_What the exercise asks_: Scan each line of the records for the word "median" and extract the ones that have it.

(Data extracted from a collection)
▬▬▬▬▬▬▬▬▬▬

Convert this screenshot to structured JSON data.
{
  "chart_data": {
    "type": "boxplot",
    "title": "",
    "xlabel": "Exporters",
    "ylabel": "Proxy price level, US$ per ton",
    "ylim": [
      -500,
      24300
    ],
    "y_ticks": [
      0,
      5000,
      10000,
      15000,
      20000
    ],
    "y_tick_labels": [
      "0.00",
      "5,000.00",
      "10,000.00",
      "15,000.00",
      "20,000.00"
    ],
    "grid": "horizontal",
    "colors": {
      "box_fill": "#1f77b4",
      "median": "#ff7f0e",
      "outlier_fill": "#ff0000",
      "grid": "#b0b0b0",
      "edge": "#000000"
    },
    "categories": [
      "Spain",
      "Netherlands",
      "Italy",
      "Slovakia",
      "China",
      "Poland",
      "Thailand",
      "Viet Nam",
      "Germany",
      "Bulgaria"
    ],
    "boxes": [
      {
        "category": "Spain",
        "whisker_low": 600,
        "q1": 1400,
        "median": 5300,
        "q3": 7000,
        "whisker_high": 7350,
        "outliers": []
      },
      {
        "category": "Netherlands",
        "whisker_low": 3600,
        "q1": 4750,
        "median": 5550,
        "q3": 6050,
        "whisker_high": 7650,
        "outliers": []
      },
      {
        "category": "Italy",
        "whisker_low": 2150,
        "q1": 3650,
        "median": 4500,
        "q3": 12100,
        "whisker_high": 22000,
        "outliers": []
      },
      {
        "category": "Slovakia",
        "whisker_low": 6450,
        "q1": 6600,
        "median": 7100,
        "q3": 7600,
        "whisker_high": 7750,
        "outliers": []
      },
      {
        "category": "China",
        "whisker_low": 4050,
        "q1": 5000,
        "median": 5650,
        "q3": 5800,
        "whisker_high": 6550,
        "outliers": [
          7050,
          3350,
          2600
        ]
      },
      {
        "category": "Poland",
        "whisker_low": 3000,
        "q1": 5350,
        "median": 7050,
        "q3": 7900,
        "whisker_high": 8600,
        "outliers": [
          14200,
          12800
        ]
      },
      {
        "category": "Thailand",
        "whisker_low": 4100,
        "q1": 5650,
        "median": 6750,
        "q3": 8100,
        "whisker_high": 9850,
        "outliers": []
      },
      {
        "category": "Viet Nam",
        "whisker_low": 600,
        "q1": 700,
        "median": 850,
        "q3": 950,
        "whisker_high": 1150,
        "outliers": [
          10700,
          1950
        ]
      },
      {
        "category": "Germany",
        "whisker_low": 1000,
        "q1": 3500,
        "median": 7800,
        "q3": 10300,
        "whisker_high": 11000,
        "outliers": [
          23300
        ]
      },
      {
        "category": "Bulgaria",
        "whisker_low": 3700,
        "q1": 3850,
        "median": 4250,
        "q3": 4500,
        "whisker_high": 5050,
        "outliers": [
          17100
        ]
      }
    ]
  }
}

▬▬▬▬▬▬▬▬▬▬

_The result_:
      "median": "#ff7f0e",
        "median": 5300,
        "median": 5550,
        "median": 4500,
        "median": 7100,
        "median": 5650,
        "median": 7050,
        "median": 6750,
        "median": 850,
        "median": 7800,
        "median": 4250,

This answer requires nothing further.